-- start Records supplied --
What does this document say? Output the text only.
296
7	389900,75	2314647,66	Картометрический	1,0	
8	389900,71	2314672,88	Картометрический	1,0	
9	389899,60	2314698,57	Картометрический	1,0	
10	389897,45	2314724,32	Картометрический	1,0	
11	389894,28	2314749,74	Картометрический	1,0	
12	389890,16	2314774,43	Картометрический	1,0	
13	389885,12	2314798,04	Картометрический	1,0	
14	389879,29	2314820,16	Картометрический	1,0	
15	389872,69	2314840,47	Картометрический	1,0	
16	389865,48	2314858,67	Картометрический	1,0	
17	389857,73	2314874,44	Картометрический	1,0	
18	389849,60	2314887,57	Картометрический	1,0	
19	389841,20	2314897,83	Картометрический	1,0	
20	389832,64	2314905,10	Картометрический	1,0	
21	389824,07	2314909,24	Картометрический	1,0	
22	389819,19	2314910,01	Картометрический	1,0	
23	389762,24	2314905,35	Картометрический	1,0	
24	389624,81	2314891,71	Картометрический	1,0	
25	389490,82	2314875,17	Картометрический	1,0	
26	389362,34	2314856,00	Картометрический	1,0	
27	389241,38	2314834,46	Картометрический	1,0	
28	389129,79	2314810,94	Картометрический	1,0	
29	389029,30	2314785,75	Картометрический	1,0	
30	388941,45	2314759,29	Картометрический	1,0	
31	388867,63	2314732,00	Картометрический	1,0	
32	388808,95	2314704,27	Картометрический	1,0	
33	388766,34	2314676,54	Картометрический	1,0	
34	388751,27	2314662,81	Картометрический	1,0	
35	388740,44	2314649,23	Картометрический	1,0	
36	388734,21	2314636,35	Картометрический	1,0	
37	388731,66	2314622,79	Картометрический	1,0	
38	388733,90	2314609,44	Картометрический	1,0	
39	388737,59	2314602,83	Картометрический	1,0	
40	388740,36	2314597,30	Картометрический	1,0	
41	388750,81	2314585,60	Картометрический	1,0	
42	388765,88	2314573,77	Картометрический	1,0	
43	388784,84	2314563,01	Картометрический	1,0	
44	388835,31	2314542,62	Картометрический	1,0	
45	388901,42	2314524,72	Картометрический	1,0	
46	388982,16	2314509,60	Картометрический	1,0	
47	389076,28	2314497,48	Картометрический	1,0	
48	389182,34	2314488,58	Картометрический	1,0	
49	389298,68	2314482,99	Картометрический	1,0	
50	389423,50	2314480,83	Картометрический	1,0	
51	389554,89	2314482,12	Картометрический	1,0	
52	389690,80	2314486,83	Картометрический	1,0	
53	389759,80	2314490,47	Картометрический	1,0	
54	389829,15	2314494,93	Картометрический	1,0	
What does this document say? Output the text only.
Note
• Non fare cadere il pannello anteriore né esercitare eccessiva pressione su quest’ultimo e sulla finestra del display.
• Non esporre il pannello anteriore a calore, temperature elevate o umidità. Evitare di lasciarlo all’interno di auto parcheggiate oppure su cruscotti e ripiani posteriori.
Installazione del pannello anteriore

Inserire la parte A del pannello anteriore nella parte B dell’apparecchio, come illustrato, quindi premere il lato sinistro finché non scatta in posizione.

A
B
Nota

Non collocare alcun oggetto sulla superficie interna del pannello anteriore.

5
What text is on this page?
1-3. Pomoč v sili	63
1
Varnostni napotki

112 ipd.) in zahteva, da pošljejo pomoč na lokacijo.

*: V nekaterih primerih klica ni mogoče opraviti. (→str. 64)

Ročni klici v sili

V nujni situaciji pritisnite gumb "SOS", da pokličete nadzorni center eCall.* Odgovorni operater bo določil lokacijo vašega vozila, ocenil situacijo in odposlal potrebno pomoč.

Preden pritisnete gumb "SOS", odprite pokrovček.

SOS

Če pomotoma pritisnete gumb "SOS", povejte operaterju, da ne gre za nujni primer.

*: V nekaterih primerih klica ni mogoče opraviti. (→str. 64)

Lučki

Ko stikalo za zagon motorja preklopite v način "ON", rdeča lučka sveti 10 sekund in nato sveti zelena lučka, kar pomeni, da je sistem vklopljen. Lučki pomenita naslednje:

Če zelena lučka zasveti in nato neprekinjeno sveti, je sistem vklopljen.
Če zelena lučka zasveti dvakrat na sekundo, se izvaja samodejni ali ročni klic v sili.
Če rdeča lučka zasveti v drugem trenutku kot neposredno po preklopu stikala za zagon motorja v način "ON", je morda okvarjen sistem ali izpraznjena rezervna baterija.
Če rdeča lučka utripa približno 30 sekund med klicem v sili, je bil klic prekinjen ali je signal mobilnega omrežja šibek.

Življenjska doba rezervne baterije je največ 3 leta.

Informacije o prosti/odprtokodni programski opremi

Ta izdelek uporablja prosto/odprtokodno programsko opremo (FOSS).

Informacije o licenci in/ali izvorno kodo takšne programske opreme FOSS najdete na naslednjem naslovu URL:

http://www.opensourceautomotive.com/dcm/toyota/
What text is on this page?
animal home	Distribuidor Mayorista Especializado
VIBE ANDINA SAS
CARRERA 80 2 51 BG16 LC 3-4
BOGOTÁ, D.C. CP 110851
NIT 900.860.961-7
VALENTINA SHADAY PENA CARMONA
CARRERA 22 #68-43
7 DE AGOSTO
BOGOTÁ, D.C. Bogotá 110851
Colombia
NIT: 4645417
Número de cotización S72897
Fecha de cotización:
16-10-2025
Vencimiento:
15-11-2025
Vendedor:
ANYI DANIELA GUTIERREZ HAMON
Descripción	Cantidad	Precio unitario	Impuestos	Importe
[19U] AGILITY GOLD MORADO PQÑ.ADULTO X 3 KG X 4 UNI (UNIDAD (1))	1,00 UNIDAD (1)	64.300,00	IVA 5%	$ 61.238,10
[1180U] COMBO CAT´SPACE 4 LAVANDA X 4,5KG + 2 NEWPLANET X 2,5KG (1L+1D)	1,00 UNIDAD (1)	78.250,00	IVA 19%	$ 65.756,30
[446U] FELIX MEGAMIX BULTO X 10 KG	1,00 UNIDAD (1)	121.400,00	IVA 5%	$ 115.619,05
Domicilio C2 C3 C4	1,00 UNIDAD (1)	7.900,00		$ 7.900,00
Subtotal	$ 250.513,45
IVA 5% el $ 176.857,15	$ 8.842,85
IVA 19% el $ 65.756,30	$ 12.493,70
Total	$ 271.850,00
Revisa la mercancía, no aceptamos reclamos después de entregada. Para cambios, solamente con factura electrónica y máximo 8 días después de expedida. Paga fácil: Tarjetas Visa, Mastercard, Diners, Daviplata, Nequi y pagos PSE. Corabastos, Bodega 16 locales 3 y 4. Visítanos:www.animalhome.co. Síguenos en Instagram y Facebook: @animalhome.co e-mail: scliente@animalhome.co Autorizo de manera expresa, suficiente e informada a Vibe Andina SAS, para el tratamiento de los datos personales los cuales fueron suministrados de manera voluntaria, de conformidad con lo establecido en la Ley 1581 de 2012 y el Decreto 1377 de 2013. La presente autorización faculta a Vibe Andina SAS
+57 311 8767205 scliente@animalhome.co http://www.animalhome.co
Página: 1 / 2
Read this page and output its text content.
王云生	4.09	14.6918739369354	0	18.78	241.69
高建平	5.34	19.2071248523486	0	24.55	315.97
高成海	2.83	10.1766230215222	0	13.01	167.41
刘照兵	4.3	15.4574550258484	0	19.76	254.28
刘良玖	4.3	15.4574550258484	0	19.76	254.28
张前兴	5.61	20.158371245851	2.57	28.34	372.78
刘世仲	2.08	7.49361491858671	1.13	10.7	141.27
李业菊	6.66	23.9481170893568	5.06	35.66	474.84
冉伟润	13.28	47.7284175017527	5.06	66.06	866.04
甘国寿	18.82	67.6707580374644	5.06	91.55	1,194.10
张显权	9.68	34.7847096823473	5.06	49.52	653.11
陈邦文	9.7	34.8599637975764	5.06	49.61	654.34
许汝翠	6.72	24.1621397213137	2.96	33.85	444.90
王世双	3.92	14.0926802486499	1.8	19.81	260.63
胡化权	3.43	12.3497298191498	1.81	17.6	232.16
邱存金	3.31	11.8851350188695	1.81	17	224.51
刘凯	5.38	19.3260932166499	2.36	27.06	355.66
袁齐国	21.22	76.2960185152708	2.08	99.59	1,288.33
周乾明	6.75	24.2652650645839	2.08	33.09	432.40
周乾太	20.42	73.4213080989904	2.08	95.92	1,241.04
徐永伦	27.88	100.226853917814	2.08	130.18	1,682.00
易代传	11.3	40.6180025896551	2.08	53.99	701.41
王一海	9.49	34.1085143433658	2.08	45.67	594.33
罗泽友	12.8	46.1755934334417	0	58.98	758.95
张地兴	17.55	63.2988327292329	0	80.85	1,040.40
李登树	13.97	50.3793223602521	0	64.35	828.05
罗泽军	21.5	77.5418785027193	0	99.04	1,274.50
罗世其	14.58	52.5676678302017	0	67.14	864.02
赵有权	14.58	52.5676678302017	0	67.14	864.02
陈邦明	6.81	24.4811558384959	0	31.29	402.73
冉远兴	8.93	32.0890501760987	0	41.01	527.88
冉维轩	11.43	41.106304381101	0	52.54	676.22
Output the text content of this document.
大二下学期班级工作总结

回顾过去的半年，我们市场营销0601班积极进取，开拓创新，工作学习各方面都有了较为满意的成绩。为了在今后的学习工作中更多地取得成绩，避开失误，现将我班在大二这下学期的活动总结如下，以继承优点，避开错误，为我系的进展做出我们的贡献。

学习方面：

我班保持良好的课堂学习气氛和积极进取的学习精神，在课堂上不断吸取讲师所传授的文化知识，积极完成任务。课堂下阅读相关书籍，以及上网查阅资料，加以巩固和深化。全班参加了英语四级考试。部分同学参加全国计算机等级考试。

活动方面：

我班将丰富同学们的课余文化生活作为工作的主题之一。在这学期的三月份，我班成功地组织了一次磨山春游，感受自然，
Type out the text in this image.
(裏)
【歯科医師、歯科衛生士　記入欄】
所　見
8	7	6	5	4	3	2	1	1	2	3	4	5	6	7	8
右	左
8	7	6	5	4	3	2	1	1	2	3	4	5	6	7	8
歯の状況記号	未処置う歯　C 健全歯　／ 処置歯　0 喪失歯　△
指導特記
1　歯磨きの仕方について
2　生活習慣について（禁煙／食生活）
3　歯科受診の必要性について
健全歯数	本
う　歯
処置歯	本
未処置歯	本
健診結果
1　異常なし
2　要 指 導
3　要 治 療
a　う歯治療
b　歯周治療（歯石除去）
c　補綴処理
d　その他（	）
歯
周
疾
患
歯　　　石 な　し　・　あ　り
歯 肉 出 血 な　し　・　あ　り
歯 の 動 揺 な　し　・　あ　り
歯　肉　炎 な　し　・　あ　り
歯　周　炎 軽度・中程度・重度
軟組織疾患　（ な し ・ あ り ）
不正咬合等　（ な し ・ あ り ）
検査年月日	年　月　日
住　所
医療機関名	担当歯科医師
-- end Records supplied --
> Written exercise:
Collect, from the material above, every line containing the word "nato".

> Correct output:
Ko stikalo za zagon motorja preklopite v način "ON", rdeča lučka sveti 10 sekund in nato sveti zelena lučka, kar pomeni, da je sistem vklopljen. Lučki pomenita naslednje:
Če zelena lučka zasveti in nato neprekinjeno sveti, je sistem vklopljen.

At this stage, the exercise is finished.